From the listing below, select every line where the word "this" appears.

Stored entries:

======

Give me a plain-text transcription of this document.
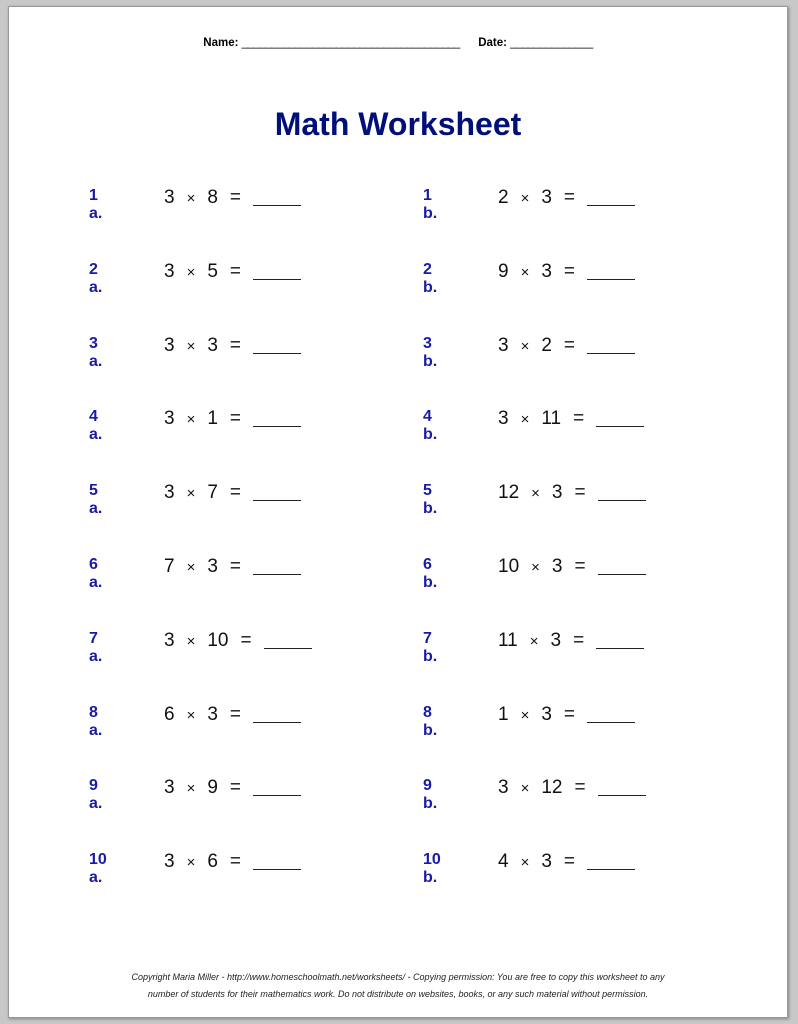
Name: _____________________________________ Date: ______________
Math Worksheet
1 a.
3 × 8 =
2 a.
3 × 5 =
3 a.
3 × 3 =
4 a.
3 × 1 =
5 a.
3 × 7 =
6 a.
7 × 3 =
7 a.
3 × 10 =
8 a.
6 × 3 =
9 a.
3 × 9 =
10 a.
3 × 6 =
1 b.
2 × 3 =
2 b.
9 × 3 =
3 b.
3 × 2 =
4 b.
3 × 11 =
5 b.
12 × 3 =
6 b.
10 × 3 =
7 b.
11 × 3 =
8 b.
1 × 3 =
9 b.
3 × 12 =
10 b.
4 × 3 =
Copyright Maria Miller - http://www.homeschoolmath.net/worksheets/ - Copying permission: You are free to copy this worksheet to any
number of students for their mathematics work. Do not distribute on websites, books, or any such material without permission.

======

SOLUTION:
Give me a plain-text transcription of this document.
Copyright Maria Miller - http://www.homeschoolmath.net/worksheets/ - Copying permission: You are free to copy this worksheet to any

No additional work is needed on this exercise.